Exercise details: Emit the entire listing verbatim.

Data excerpts:
• • • • • • •

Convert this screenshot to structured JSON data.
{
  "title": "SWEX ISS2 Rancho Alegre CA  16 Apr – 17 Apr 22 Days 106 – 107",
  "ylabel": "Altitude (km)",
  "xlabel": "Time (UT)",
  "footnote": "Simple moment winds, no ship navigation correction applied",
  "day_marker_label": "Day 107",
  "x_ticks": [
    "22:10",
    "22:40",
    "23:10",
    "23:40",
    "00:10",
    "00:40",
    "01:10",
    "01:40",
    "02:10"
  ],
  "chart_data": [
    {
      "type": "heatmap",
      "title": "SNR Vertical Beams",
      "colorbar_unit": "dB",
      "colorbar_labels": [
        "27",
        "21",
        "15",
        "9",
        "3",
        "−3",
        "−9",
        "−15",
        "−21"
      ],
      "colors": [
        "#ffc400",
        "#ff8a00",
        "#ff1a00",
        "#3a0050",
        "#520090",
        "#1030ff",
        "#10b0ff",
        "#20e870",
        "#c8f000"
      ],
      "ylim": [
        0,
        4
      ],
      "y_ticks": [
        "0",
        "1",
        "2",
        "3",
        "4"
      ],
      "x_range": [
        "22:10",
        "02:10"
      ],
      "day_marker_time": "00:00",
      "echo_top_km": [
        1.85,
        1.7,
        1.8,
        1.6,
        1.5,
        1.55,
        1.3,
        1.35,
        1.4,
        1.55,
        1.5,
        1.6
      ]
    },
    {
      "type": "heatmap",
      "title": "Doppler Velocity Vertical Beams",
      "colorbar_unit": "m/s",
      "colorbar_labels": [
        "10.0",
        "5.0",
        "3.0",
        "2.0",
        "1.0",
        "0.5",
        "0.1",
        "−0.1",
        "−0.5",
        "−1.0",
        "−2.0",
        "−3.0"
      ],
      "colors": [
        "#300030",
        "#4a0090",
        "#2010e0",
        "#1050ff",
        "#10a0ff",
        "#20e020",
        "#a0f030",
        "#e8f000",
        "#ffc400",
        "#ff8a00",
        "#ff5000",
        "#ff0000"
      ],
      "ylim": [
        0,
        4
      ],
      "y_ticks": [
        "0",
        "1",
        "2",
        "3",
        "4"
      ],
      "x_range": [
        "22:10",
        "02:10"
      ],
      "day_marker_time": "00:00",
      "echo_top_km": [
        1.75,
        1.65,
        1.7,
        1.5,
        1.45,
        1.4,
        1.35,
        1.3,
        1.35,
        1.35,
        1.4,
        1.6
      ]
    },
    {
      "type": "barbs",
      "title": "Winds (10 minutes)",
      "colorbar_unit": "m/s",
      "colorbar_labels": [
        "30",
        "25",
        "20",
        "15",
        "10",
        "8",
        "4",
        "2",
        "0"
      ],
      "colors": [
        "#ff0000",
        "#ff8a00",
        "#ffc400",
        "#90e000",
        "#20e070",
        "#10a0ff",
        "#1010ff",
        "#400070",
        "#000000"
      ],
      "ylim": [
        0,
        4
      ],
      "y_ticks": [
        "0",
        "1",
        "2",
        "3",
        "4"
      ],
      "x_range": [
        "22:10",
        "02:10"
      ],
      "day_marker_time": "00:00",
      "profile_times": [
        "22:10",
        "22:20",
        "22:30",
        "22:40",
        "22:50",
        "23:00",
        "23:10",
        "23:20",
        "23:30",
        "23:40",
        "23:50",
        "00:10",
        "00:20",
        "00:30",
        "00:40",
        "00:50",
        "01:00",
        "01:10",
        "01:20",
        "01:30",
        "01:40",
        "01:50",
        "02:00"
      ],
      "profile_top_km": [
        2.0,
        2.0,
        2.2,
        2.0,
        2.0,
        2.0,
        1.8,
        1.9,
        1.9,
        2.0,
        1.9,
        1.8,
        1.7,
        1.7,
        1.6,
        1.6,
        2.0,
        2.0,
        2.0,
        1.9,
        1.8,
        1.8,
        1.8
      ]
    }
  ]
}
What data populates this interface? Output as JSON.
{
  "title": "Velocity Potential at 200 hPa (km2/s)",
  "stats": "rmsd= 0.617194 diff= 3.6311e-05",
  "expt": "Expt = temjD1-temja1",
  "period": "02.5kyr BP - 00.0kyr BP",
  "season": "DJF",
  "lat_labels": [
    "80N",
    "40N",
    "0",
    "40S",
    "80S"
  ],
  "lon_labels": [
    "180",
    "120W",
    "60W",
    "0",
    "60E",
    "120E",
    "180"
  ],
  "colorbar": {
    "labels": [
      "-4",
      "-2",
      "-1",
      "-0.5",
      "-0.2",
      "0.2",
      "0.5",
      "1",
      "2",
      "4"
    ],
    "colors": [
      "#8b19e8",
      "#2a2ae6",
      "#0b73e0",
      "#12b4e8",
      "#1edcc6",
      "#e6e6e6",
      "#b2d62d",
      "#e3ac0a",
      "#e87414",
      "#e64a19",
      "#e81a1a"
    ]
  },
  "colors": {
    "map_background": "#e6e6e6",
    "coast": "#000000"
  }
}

• • • • • • •

Exercise solution:
Convert this screenshot to structured JSON data.
{
  "title": "SWEX ISS2 Rancho Alegre CA  16 Apr – 17 Apr 22 Days 106 – 107",
  "ylabel": "Altitude (km)",
  "xlabel": "Time (UT)",
  "footnote": "Simple moment winds, no ship navigation correction applied",
  "day_marker_label": "Day 107",
  "x_ticks": [
    "22:10",
    "22:40",
    "23:10",
    "23:40",
    "00:10",
    "00:40",
    "01:10",
    "01:40",
    "02:10"
  ],
  "chart_data": [
    {
      "type": "heatmap",
      "title": "SNR Vertical Beams",
      "colorbar_unit": "dB",
      "colorbar_labels": [
        "27",
        "21",
        "15",
        "9",
        "3",
        "−3",
        "−9",
        "−15",
        "−21"
      ],
      "colors": [
        "#ffc400",
        "#ff8a00",
        "#ff1a00",
        "#3a0050",
        "#520090",
        "#1030ff",
        "#10b0ff",
        "#20e870",
        "#c8f000"
      ],
      "ylim": [
        0,
        4
      ],
      "y_ticks": [
        "0",
        "1",
        "2",
        "3",
        "4"
      ],
      "x_range": [
        "22:10",
        "02:10"
      ],
      "day_marker_time": "00:00",
      "echo_top_km": [
        1.85,
        1.7,
        1.8,
        1.6,
        1.5,
        1.55,
        1.3,
        1.35,
        1.4,
        1.55,
        1.5,
        1.6
      ]
    },
    {
      "type": "heatmap",
      "title": "Doppler Velocity Vertical Beams",
      "colorbar_unit": "m/s",
      "colorbar_labels": [
        "10.0",
        "5.0",
        "3.0",
        "2.0",
        "1.0",
        "0.5",
        "0.1",
        "−0.1",
        "−0.5",
        "−1.0",
        "−2.0",
        "−3.0"
      ],
      "colors": [
        "#300030",
        "#4a0090",
        "#2010e0",
        "#1050ff",
        "#10a0ff",
        "#20e020",
        "#a0f030",
        "#e8f000",
        "#ffc400",
        "#ff8a00",
        "#ff5000",
        "#ff0000"
      ],
      "ylim": [
        0,
        4
      ],
      "y_ticks": [
        "0",
        "1",
        "2",
        "3",
        "4"
      ],
      "x_range": [
        "22:10",
        "02:10"
      ],
      "day_marker_time": "00:00",
      "echo_top_km": [
        1.75,
        1.65,
        1.7,
        1.5,
        1.45,
        1.4,
        1.35,
        1.3,
        1.35,
        1.35,
        1.4,
        1.6
      ]
    },
    {
      "type": "barbs",
      "title": "Winds (10 minutes)",
      "colorbar_unit": "m/s",
      "colorbar_labels": [
        "30",
        "25",
        "20",
        "15",
        "10",
        "8",
        "4",
        "2",
        "0"
      ],
      "colors": [
        "#ff0000",
        "#ff8a00",
        "#ffc400",
        "#90e000",
        "#20e070",
        "#10a0ff",
        "#1010ff",
        "#400070",
        "#000000"
      ],
      "ylim": [
        0,
        4
      ],
      "y_ticks": [
        "0",
        "1",
        "2",
        "3",
        "4"
      ],
      "x_range": [
        "22:10",
        "02:10"
      ],
      "day_marker_time": "00:00",
      "profile_times": [
        "22:10",
        "22:20",
        "22:30",
        "22:40",
        "22:50",
        "23:00",
        "23:10",
        "23:20",
        "23:30",
        "23:40",
        "23:50",
        "00:10",
        "00:20",
        "00:30",
        "00:40",
        "00:50",
        "01:00",
        "01:10",
        "01:20",
        "01:30",
        "01:40",
        "01:50",
        "02:00"
      ],
      "profile_top_km": [
        2.0,
        2.0,
        2.2,
        2.0,
        2.0,
        2.0,
        1.8,
        1.9,
        1.9,
        2.0,
        1.9,
        1.8,
        1.7,
        1.7,
        1.6,
        1.6,
        2.0,
        2.0,
        2.0,
        1.9,
        1.8,
        1.8,
        1.8
      ]
    }
  ]
}
What data populates this interface? Output as JSON.
{
  "title": "Velocity Potential at 200 hPa (km2/s)",
  "stats": "rmsd= 0.617194 diff= 3.6311e-05",
  "expt": "Expt = temjD1-temja1",
  "period": "02.5kyr BP - 00.0kyr BP",
  "season": "DJF",
  "lat_labels": [
    "80N",
    "40N",
    "0",
    "40S",
    "80S"
  ],
  "lon_labels": [
    "180",
    "120W",
    "60W",
    "0",
    "60E",
    "120E",
    "180"
  ],
  "colorbar": {
    "labels": [
      "-4",
      "-2",
      "-1",
      "-0.5",
      "-0.2",
      "0.2",
      "0.5",
      "1",
      "2",
      "4"
    ],
    "colors": [
      "#8b19e8",
      "#2a2ae6",
      "#0b73e0",
      "#12b4e8",
      "#1edcc6",
      "#e6e6e6",
      "#b2d62d",
      "#e3ac0a",
      "#e87414",
      "#e64a19",
      "#e81a1a"
    ]
  },
  "colors": {
    "map_background": "#e6e6e6",
    "coast": "#000000"
  }
}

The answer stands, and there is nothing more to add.